Carry on the text about the module shell and its registry pattern, picking up after its last sentence.

● Given passage:
____________________
The pattern is the same. Real module, fake dependency, assertion against the captured outputs.

For applications using bundlers with hot module replacement (Vite, Webpack), modules can be hot-reloaded during development. The pattern:

if (import.meta.hot) {
import.meta.hot.accept('./modules/analytics-module.js', async (newModule) => {
if (!newModule) return
await shell.uninstall('analytics')
await shell.install(newModule.analyticsModule(options))
})
}

The shell’s uninstall cleans up the old module’s subscriptions; the install registers the new version. The runtime state survives (events emitted during the swap don’t get lost in flight; commands in progress complete). The pattern produces a smooth development experience — change a module, save, the application updates without a full reload.

For production, hot reload isn’t typically used. The pattern is included because it works well in development and shows the architecture’s clean separation between modules and the runtime.

For applications with many modules, a registry pattern keeps the bootstrap manageable:

modules/index.ts
export const coreModules = [
userModule(),
storageModule(),
notificationsModule(),
dialogModule(),
analyticsModule({ provider: analytics }),
auditModule({ record: api.audit.create }),
observabilityModule({ sentry })
]
export const adminModules = [
permissionsModule(),
auditViewModule()
]
export const experimentalModules = featureFlags.aiAssistant
? [aiAssistantModule()]
: []

The application’s main file composes from the registry:

import { createShell } from '@kitsune/core'
import { coreModules, adminModules, experimentalModules } from './modules'
const shell = createShell({
name: 'admin-app',
modules: [
...coreModules,
...adminModules,
...experimentalModules
]
})
await shell.start()

The pattern keeps the bootstrap legible. Adding a new module is a one-line addition. Removing is a one-line deletion. Conditional inclusion (feature flags, user role, environment) is straightforward.

The next chapter (Chapter 55) develops the boundary system in detail — the declarative <kit-boundary> element, the programmatic runtime.attachBoundary API, the context-collection algorithm, the production patterns for boundary management in dynamic applications.

After Chapter 55, the chapters that follow cover the metadata protocol (Ch 56), events and commands (Ch 57), and diagnostics (Ch 58). Then Chapters 59 through 63 walk through five complete applications.
____________________
● Supplied information:
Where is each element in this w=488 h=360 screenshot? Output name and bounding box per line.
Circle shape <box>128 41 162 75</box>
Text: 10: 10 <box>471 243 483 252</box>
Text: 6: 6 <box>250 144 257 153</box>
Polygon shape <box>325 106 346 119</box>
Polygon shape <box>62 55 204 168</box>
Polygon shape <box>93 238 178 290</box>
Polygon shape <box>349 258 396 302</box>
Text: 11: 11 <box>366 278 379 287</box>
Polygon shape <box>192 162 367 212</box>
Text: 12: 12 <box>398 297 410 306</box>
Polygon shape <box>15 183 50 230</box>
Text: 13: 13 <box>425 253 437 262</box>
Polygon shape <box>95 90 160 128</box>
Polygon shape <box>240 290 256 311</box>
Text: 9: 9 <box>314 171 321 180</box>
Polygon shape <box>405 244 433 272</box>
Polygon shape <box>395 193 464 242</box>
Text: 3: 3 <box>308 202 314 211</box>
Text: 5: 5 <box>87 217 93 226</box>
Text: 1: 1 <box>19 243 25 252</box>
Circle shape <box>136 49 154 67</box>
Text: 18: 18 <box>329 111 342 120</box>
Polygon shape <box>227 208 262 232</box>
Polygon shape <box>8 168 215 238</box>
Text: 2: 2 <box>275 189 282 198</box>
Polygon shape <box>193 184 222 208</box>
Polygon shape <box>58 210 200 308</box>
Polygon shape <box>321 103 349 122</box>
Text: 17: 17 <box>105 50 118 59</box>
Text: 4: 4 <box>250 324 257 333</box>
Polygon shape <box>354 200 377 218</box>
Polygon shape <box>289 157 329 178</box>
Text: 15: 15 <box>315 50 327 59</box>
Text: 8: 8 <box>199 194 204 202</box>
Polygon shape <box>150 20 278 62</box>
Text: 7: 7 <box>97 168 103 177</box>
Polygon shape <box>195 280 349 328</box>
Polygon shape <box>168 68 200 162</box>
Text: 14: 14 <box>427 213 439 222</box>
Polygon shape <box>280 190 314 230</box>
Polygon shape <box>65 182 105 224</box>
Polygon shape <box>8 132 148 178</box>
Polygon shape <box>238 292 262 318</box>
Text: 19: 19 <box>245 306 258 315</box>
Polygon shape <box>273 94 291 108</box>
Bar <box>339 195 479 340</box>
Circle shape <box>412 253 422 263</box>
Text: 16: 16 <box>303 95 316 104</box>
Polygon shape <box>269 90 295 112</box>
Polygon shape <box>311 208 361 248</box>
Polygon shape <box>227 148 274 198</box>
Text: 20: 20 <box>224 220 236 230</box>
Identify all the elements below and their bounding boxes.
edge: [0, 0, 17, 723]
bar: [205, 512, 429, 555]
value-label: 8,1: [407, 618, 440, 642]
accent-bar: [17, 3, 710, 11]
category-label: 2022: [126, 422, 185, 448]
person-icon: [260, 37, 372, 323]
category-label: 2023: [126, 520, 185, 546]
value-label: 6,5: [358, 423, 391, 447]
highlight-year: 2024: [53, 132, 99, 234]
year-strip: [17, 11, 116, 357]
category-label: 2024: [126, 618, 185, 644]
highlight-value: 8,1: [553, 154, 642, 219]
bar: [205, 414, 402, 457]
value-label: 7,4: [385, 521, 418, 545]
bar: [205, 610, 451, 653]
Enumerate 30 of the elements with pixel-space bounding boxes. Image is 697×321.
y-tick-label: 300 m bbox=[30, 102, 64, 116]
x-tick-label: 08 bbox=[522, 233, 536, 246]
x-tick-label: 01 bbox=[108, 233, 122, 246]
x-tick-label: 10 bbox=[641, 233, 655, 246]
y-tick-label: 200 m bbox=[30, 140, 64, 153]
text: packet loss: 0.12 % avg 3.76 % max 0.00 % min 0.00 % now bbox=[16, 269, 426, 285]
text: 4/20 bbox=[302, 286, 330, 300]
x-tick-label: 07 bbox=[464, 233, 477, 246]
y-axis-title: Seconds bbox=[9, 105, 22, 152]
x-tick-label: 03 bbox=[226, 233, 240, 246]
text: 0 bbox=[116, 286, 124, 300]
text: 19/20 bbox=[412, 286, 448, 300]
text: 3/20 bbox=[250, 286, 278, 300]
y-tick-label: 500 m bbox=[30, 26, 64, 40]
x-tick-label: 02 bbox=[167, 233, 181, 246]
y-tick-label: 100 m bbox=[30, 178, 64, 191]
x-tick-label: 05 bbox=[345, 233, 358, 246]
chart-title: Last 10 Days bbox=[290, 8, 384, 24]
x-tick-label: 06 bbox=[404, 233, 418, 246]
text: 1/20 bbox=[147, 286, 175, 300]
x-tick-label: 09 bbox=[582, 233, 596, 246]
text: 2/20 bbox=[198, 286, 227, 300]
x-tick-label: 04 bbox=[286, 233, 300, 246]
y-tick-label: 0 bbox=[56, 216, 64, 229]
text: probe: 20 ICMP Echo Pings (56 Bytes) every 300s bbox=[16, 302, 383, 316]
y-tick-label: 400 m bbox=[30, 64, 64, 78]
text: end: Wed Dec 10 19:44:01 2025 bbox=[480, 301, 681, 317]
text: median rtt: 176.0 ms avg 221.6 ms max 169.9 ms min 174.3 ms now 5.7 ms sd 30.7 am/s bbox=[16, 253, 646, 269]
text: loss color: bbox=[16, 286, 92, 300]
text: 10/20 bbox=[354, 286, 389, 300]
____________________
● Response:
Build a slow-handler sentinel — a module that observes the diagnostic stream and emits warnings when event handlers or command handlers take longer than a configured threshold.

The module:

  1. Subscribes to the runtime’s diagnostic stream.
  2. Tracks the time each handler takes (start to end).
  3. Emits runtime.slow_handler events when a handler exceeds the threshold.
  4. Records the threshold violations to a console log (or to an observability provider in production).

The module’s interface:

slowHandlerSentinel({
thresholdMs: 100,
onSlow: (info) => { /* report */ }
})

Then test it:

  1. Install the sentinel.
  2. Install a slow module (one that has a handler that sleeps for 200ms).
  3. Trigger an event the slow module observes.
  4. Verify the sentinel detects the slowness and emits a warning.

Reflect on:

  1. How does the sentinel pattern apply to other operational concerns? (Error rates, queue depth, memory usage.)
  2. Could a sentinel intervene — say, by uninstalling a misbehaving module? (Yes — the runtime exposes uninstall; sentinels can take action.)
  3. What’s the production cost of running a sentinel? (Small — observing the diagnostic stream is cheap; the work is per-entry.)

The exercise is a working production pattern. Real applications often have several sentinel modules — slow-handler detection, error-rate monitoring, security-policy enforcement, feature-flag debugging. Each is a small module in the architecture’s vocabulary. The composition produces a system that monitors itself.